Job:
Extract every line that contains the string "Specialized".

Collection entries:
..........
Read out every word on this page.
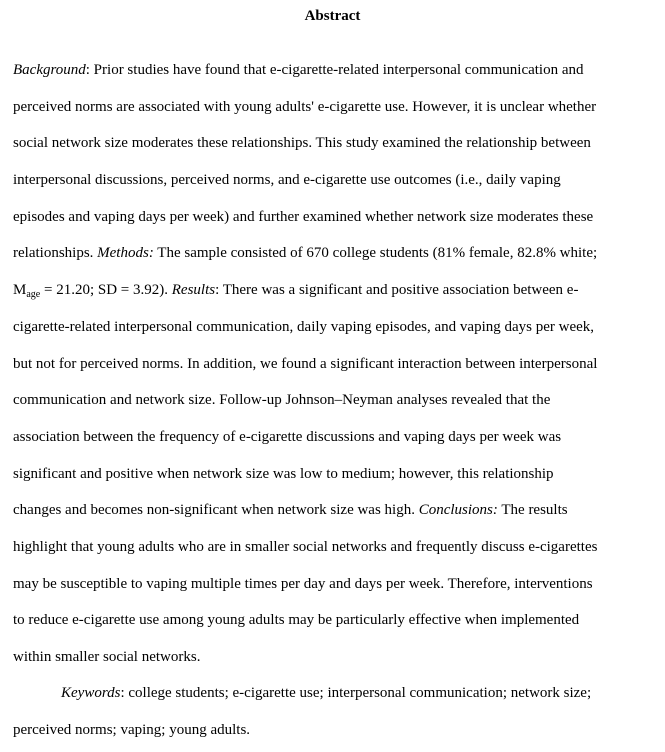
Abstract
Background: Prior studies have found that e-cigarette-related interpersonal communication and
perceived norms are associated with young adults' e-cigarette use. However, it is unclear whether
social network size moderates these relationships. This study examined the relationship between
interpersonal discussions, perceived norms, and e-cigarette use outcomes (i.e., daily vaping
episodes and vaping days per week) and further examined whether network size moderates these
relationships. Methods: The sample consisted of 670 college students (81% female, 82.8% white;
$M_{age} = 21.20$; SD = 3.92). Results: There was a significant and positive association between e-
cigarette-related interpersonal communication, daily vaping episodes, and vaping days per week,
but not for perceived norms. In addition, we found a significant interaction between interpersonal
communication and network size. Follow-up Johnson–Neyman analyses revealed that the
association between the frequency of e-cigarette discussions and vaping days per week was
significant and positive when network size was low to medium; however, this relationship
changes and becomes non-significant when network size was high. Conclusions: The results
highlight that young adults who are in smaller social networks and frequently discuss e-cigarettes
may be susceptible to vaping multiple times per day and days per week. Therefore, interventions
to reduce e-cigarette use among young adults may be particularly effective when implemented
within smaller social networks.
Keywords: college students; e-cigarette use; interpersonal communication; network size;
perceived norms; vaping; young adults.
..........
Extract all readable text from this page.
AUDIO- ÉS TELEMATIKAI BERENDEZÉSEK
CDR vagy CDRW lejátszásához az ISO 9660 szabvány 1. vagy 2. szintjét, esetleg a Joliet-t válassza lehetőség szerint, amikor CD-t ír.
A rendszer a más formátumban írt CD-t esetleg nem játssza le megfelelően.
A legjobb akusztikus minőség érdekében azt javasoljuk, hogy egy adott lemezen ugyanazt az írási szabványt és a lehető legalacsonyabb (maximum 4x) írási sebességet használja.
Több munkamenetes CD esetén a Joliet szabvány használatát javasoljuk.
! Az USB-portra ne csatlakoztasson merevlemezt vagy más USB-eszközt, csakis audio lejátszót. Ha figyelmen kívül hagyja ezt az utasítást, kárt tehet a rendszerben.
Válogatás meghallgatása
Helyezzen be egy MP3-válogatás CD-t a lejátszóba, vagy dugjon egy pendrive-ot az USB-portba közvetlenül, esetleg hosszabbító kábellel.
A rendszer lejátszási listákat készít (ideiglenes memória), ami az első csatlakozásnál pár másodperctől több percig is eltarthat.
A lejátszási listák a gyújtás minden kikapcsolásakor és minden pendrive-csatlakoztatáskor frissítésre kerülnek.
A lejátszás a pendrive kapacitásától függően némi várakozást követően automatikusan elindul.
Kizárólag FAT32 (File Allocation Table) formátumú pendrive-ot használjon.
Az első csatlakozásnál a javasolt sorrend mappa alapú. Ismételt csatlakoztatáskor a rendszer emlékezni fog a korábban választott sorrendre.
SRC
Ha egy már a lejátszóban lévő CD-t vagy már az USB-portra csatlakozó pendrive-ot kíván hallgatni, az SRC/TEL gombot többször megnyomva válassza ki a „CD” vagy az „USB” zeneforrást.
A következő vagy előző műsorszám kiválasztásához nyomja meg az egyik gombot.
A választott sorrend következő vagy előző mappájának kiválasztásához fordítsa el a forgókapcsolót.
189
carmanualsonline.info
..........
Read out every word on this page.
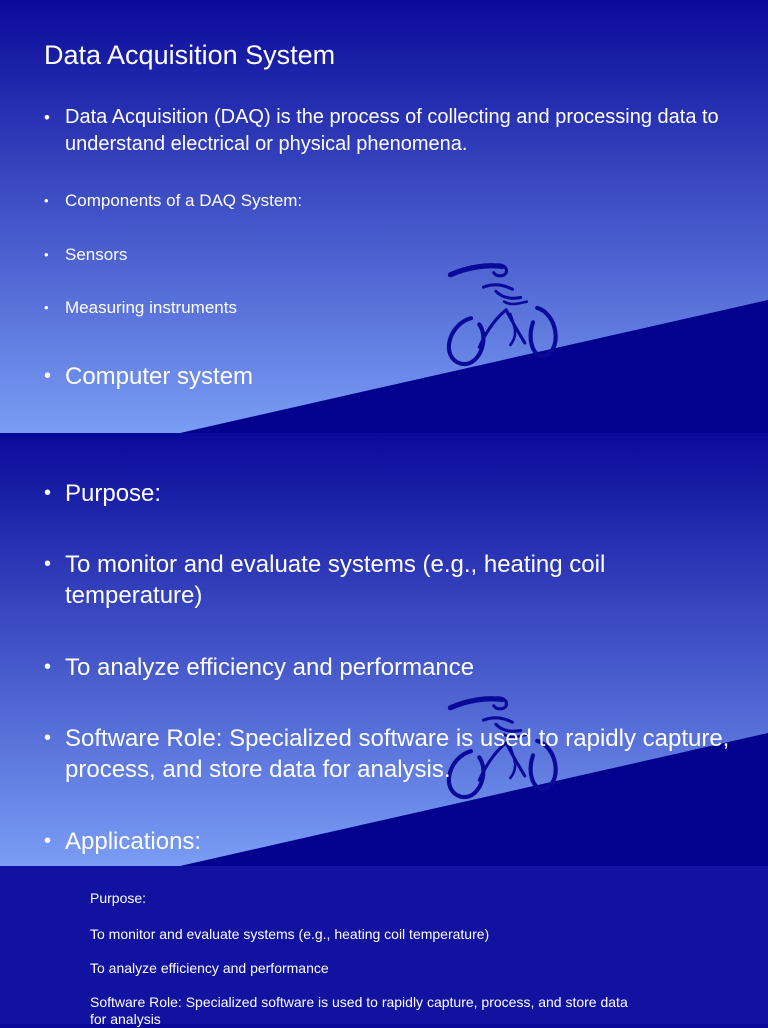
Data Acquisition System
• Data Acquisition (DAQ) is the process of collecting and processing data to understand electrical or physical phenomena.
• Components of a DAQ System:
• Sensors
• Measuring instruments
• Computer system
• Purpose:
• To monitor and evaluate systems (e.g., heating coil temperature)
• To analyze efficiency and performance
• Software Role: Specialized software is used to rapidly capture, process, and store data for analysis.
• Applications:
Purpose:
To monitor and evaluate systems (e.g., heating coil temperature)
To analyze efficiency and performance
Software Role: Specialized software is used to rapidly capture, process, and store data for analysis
..........
Correct result:
• Software Role: Specialized software is used to rapidly capture, process, and store data for analysis.
Software Role: Specialized software is used to rapidly capture, process, and store data for analysis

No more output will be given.